Reproduce the full listing that appears beneath this instruction exactly.

(Dataset listings of figures):
◆ ◆ ◆ ◆ ◆ ◆ ◆

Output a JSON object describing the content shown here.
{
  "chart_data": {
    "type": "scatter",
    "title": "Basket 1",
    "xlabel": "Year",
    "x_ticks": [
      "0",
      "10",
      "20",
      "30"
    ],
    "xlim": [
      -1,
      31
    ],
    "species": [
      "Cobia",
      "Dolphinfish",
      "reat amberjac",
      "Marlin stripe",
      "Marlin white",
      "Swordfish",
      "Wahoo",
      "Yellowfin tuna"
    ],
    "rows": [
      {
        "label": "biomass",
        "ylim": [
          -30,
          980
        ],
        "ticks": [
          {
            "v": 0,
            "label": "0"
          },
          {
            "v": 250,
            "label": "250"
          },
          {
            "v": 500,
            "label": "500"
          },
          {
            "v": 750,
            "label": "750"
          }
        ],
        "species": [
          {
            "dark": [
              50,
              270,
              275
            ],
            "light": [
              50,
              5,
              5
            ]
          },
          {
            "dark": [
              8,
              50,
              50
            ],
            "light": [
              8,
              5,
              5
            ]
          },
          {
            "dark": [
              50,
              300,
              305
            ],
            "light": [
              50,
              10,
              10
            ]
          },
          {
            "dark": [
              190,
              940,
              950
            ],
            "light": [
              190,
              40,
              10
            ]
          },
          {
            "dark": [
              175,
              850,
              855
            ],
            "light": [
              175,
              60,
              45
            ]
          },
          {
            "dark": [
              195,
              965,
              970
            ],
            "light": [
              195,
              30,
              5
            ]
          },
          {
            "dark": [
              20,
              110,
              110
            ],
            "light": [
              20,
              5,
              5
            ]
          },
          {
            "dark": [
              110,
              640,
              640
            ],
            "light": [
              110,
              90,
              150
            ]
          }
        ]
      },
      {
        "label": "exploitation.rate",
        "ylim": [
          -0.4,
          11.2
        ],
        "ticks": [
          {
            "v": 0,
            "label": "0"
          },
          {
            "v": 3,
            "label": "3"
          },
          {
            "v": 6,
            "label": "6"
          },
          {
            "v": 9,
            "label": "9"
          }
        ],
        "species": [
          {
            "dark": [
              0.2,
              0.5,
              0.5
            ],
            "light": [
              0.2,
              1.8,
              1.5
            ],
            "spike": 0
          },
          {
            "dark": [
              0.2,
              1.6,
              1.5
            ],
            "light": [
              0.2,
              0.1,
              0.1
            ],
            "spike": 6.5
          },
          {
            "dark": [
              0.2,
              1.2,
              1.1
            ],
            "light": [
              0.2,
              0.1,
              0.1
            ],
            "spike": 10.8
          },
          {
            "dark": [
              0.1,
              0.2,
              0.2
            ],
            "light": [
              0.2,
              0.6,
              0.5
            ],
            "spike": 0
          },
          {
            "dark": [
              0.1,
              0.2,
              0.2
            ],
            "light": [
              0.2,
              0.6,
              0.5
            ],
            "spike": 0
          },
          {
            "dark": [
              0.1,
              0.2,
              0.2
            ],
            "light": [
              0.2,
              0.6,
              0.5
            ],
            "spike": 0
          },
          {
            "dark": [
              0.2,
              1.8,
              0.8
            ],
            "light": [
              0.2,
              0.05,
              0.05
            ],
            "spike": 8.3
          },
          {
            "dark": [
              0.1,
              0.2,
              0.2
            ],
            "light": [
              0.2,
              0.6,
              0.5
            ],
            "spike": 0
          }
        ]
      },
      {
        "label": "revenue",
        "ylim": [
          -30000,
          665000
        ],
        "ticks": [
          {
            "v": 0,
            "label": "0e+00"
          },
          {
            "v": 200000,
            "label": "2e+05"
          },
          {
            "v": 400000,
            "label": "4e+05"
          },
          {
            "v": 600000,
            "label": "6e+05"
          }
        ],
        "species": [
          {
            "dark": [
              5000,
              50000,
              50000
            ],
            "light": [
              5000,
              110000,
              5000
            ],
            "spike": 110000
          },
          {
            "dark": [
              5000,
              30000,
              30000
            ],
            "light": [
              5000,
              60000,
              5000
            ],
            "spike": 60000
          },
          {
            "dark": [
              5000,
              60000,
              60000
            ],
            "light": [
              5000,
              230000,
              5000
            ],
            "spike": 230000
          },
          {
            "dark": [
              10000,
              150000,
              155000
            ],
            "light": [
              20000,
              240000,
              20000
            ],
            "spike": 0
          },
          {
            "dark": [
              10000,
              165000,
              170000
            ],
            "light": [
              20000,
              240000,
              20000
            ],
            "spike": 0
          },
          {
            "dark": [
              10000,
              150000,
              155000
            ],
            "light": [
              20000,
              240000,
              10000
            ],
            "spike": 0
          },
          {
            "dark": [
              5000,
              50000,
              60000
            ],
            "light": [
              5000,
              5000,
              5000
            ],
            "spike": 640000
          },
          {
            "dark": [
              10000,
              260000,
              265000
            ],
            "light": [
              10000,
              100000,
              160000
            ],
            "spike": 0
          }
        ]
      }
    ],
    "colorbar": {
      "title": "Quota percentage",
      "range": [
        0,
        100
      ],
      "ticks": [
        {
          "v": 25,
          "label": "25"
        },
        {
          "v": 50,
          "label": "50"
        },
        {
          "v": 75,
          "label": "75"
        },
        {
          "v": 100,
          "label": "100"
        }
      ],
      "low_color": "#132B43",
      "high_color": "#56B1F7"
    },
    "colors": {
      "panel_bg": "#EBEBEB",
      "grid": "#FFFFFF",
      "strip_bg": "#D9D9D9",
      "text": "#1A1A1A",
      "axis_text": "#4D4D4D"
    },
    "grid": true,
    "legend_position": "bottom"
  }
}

◆ ◆ ◆ ◆ ◆ ◆ ◆

(Full output):
Output a JSON object describing the content shown here.
{
  "chart_data": {
    "type": "scatter",
    "title": "Basket 1",
    "xlabel": "Year",
    "x_ticks": [
      "0",
      "10",
      "20",
      "30"
    ],
    "xlim": [
      -1,
      31
    ],
    "species": [
      "Cobia",
      "Dolphinfish",
      "reat amberjac",
      "Marlin stripe",
      "Marlin white",
      "Swordfish",
      "Wahoo",
      "Yellowfin tuna"
    ],
    "rows": [
      {
        "label": "biomass",
        "ylim": [
          -30,
          980
        ],
        "ticks": [
          {
            "v": 0,
            "label": "0"
          },
          {
            "v": 250,
            "label": "250"
          },
          {
            "v": 500,
            "label": "500"
          },
          {
            "v": 750,
            "label": "750"
          }
        ],
        "species": [
          {
            "dark": [
              50,
              270,
              275
            ],
            "light": [
              50,
              5,
              5
            ]
          },
          {
            "dark": [
              8,
              50,
              50
            ],
            "light": [
              8,
              5,
              5
            ]
          },
          {
            "dark": [
              50,
              300,
              305
            ],
            "light": [
              50,
              10,
              10
            ]
          },
          {
            "dark": [
              190,
              940,
              950
            ],
            "light": [
              190,
              40,
              10
            ]
          },
          {
            "dark": [
              175,
              850,
              855
            ],
            "light": [
              175,
              60,
              45
            ]
          },
          {
            "dark": [
              195,
              965,
              970
            ],
            "light": [
              195,
              30,
              5
            ]
          },
          {
            "dark": [
              20,
              110,
              110
            ],
            "light": [
              20,
              5,
              5
            ]
          },
          {
            "dark": [
              110,
              640,
              640
            ],
            "light": [
              110,
              90,
              150
            ]
          }
        ]
      },
      {
        "label": "exploitation.rate",
        "ylim": [
          -0.4,
          11.2
        ],
        "ticks": [
          {
            "v": 0,
            "label": "0"
          },
          {
            "v": 3,
            "label": "3"
          },
          {
            "v": 6,
            "label": "6"
          },
          {
            "v": 9,
            "label": "9"
          }
        ],
        "species": [
          {
            "dark": [
              0.2,
              0.5,
              0.5
            ],
            "light": [
              0.2,
              1.8,
              1.5
            ],
            "spike": 0
          },
          {
            "dark": [
              0.2,
              1.6,
              1.5
            ],
            "light": [
              0.2,
              0.1,
              0.1
            ],
            "spike": 6.5
          },
          {
            "dark": [
              0.2,
              1.2,
              1.1
            ],
            "light": [
              0.2,
              0.1,
              0.1
            ],
            "spike": 10.8
          },
          {
            "dark": [
              0.1,
              0.2,
              0.2
            ],
            "light": [
              0.2,
              0.6,
              0.5
            ],
            "spike": 0
          },
          {
            "dark": [
              0.1,
              0.2,
              0.2
            ],
            "light": [
              0.2,
              0.6,
              0.5
            ],
            "spike": 0
          },
          {
            "dark": [
              0.1,
              0.2,
              0.2
            ],
            "light": [
              0.2,
              0.6,
              0.5
            ],
            "spike": 0
          },
          {
            "dark": [
              0.2,
              1.8,
              0.8
            ],
            "light": [
              0.2,
              0.05,
              0.05
            ],
            "spike": 8.3
          },
          {
            "dark": [
              0.1,
              0.2,
              0.2
            ],
            "light": [
              0.2,
              0.6,
              0.5
            ],
            "spike": 0
          }
        ]
      },
      {
        "label": "revenue",
        "ylim": [
          -30000,
          665000
        ],
        "ticks": [
          {
            "v": 0,
            "label": "0e+00"
          },
          {
            "v": 200000,
            "label": "2e+05"
          },
          {
            "v": 400000,
            "label": "4e+05"
          },
          {
            "v": 600000,
            "label": "6e+05"
          }
        ],
        "species": [
          {
            "dark": [
              5000,
              50000,
              50000
            ],
            "light": [
              5000,
              110000,
              5000
            ],
            "spike": 110000
          },
          {
            "dark": [
              5000,
              30000,
              30000
            ],
            "light": [
              5000,
              60000,
              5000
            ],
            "spike": 60000
          },
          {
            "dark": [
              5000,
              60000,
              60000
            ],
            "light": [
              5000,
              230000,
              5000
            ],
            "spike": 230000
          },
          {
            "dark": [
              10000,
              150000,
              155000
            ],
            "light": [
              20000,
              240000,
              20000
            ],
            "spike": 0
          },
          {
            "dark": [
              10000,
              165000,
              170000
            ],
            "light": [
              20000,
              240000,
              20000
            ],
            "spike": 0
          },
          {
            "dark": [
              10000,
              150000,
              155000
            ],
            "light": [
              20000,
              240000,
              10000
            ],
            "spike": 0
          },
          {
            "dark": [
              5000,
              50000,
              60000
            ],
            "light": [
              5000,
              5000,
              5000
            ],
            "spike": 640000
          },
          {
            "dark": [
              10000,
              260000,
              265000
            ],
            "light": [
              10000,
              100000,
              160000
            ],
            "spike": 0
          }
        ]
      }
    ],
    "colorbar": {
      "title": "Quota percentage",
      "range": [
        0,
        100
      ],
      "ticks": [
        {
          "v": 25,
          "label": "25"
        },
        {
          "v": 50,
          "label": "50"
        },
        {
          "v": 75,
          "label": "75"
        },
        {
          "v": 100,
          "label": "100"
        }
      ],
      "low_color": "#132B43",
      "high_color": "#56B1F7"
    },
    "colors": {
      "panel_bg": "#EBEBEB",
      "grid": "#FFFFFF",
      "strip_bg": "#D9D9D9",
      "text": "#1A1A1A",
      "axis_text": "#4D4D4D"
    },
    "grid": true,
    "legend_position": "bottom"
  }
}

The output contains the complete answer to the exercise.